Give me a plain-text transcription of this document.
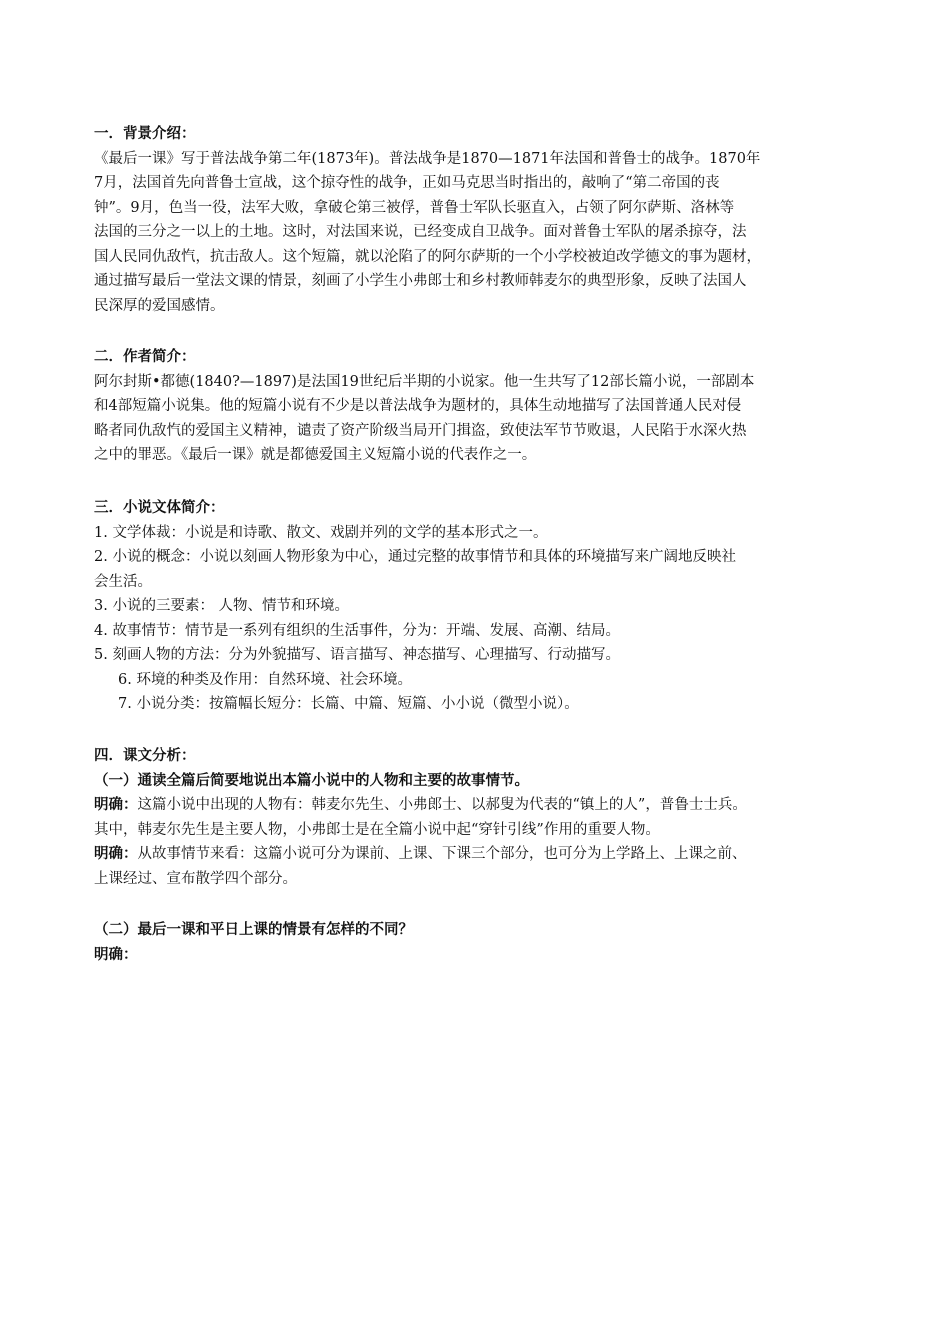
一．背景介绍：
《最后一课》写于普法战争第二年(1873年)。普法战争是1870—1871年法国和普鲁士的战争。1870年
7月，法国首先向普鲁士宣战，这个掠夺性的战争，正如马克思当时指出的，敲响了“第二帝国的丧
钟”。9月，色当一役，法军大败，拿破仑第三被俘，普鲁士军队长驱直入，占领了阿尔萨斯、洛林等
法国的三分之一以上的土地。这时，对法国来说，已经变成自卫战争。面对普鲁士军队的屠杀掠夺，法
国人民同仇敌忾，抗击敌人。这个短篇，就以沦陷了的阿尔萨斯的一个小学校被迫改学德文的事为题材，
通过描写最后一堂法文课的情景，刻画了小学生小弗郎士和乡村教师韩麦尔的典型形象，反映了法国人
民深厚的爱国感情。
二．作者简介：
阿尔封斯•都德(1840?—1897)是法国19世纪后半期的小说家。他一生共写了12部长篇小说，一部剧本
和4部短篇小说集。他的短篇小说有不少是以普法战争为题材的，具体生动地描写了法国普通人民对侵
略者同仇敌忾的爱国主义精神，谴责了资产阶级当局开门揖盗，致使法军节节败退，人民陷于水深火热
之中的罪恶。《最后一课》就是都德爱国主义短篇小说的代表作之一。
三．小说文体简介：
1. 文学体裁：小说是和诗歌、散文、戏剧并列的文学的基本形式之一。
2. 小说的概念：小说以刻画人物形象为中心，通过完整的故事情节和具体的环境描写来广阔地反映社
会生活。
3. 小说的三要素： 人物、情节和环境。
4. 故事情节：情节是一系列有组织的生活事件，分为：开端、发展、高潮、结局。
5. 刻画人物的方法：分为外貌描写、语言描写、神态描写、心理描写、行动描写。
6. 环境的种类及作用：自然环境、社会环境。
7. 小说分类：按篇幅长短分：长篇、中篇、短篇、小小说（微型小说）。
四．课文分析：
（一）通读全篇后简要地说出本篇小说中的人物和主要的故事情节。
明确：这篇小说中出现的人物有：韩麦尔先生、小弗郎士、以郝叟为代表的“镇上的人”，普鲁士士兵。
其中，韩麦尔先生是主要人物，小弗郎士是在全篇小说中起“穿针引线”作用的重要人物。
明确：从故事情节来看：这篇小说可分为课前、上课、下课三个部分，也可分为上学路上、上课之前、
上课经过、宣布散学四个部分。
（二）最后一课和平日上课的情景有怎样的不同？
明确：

* **WORK INSTRUCTIONS**
Omit every picture, and otherwise quote the entries exactly.

* **TASK RESPONSE**
Give me a plain-text transcription of this document.
一．背景介绍：
《最后一课》写于普法战争第二年(1873年)。普法战争是1870—1871年法国和普鲁士的战争。1870年
7月，法国首先向普鲁士宣战，这个掠夺性的战争，正如马克思当时指出的，敲响了“第二帝国的丧
钟”。9月，色当一役，法军大败，拿破仑第三被俘，普鲁士军队长驱直入，占领了阿尔萨斯、洛林等
法国的三分之一以上的土地。这时，对法国来说，已经变成自卫战争。面对普鲁士军队的屠杀掠夺，法
国人民同仇敌忾，抗击敌人。这个短篇，就以沦陷了的阿尔萨斯的一个小学校被迫改学德文的事为题材，
通过描写最后一堂法文课的情景，刻画了小学生小弗郎士和乡村教师韩麦尔的典型形象，反映了法国人
民深厚的爱国感情。
二．作者简介：
阿尔封斯•都德(1840?—1897)是法国19世纪后半期的小说家。他一生共写了12部长篇小说，一部剧本
和4部短篇小说集。他的短篇小说有不少是以普法战争为题材的，具体生动地描写了法国普通人民对侵
略者同仇敌忾的爱国主义精神，谴责了资产阶级当局开门揖盗，致使法军节节败退，人民陷于水深火热
之中的罪恶。《最后一课》就是都德爱国主义短篇小说的代表作之一。
三．小说文体简介：
1. 文学体裁：小说是和诗歌、散文、戏剧并列的文学的基本形式之一。
2. 小说的概念：小说以刻画人物形象为中心，通过完整的故事情节和具体的环境描写来广阔地反映社
会生活。
3. 小说的三要素： 人物、情节和环境。
4. 故事情节：情节是一系列有组织的生活事件，分为：开端、发展、高潮、结局。
5. 刻画人物的方法：分为外貌描写、语言描写、神态描写、心理描写、行动描写。
6. 环境的种类及作用：自然环境、社会环境。
7. 小说分类：按篇幅长短分：长篇、中篇、短篇、小小说（微型小说）。
四．课文分析：
（一）通读全篇后简要地说出本篇小说中的人物和主要的故事情节。
明确：这篇小说中出现的人物有：韩麦尔先生、小弗郎士、以郝叟为代表的“镇上的人”，普鲁士士兵。
其中，韩麦尔先生是主要人物，小弗郎士是在全篇小说中起“穿针引线”作用的重要人物。
明确：从故事情节来看：这篇小说可分为课前、上课、下课三个部分，也可分为上学路上、上课之前、
上课经过、宣布散学四个部分。
（二）最后一课和平日上课的情景有怎样的不同？
明确：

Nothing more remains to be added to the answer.